(Dataset entries)
+ + + +
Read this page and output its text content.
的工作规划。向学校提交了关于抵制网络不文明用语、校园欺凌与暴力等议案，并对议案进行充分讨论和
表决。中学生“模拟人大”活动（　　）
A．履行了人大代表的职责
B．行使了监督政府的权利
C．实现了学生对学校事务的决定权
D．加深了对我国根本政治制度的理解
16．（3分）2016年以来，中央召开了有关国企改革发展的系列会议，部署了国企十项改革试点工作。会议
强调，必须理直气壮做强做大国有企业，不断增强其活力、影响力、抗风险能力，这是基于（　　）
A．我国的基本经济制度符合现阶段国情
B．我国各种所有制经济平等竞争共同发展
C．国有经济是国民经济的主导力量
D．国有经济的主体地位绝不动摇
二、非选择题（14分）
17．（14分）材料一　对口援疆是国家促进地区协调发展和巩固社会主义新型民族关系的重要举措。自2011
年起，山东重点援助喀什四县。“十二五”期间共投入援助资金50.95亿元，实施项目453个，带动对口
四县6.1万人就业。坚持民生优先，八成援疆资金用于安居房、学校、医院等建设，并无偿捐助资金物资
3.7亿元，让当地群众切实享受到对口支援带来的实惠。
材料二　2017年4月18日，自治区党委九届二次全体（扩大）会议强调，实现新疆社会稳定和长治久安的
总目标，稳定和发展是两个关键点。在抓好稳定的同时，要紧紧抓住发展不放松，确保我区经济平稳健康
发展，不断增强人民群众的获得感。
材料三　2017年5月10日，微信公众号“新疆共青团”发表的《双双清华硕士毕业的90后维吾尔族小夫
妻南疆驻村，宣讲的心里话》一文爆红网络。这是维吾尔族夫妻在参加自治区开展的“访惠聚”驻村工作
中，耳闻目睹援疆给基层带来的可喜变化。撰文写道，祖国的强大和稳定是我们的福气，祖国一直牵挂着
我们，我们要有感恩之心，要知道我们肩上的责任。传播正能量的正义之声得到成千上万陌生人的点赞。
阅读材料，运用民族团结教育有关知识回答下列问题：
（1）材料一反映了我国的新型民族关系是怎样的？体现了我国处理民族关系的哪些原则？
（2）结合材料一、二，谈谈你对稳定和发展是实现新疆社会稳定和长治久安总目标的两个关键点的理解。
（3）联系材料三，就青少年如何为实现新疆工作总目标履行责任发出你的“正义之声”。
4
+ + + +
- **Problem**: Copy the data above exactly. Every line must be included.

- **Complete answer**:
Read this page and output its text content.
的工作规划。向学校提交了关于抵制网络不文明用语、校园欺凌与暴力等议案，并对议案进行充分讨论和
表决。中学生“模拟人大”活动（　　）
A．履行了人大代表的职责
B．行使了监督政府的权利
C．实现了学生对学校事务的决定权
D．加深了对我国根本政治制度的理解
16．（3分）2016年以来，中央召开了有关国企改革发展的系列会议，部署了国企十项改革试点工作。会议
强调，必须理直气壮做强做大国有企业，不断增强其活力、影响力、抗风险能力，这是基于（　　）
A．我国的基本经济制度符合现阶段国情
B．我国各种所有制经济平等竞争共同发展
C．国有经济是国民经济的主导力量
D．国有经济的主体地位绝不动摇
二、非选择题（14分）
17．（14分）材料一　对口援疆是国家促进地区协调发展和巩固社会主义新型民族关系的重要举措。自2011
年起，山东重点援助喀什四县。“十二五”期间共投入援助资金50.95亿元，实施项目453个，带动对口
四县6.1万人就业。坚持民生优先，八成援疆资金用于安居房、学校、医院等建设，并无偿捐助资金物资
3.7亿元，让当地群众切实享受到对口支援带来的实惠。
材料二　2017年4月18日，自治区党委九届二次全体（扩大）会议强调，实现新疆社会稳定和长治久安的
总目标，稳定和发展是两个关键点。在抓好稳定的同时，要紧紧抓住发展不放松，确保我区经济平稳健康
发展，不断增强人民群众的获得感。
材料三　2017年5月10日，微信公众号“新疆共青团”发表的《双双清华硕士毕业的90后维吾尔族小夫
妻南疆驻村，宣讲的心里话》一文爆红网络。这是维吾尔族夫妻在参加自治区开展的“访惠聚”驻村工作
中，耳闻目睹援疆给基层带来的可喜变化。撰文写道，祖国的强大和稳定是我们的福气，祖国一直牵挂着
我们，我们要有感恩之心，要知道我们肩上的责任。传播正能量的正义之声得到成千上万陌生人的点赞。
阅读材料，运用民族团结教育有关知识回答下列问题：
（1）材料一反映了我国的新型民族关系是怎样的？体现了我国处理民族关系的哪些原则？
（2）结合材料一、二，谈谈你对稳定和发展是实现新疆社会稳定和长治久安总目标的两个关键点的理解。
（3）联系材料三，就青少年如何为实现新疆工作总目标履行责任发出你的“正义之声”。
4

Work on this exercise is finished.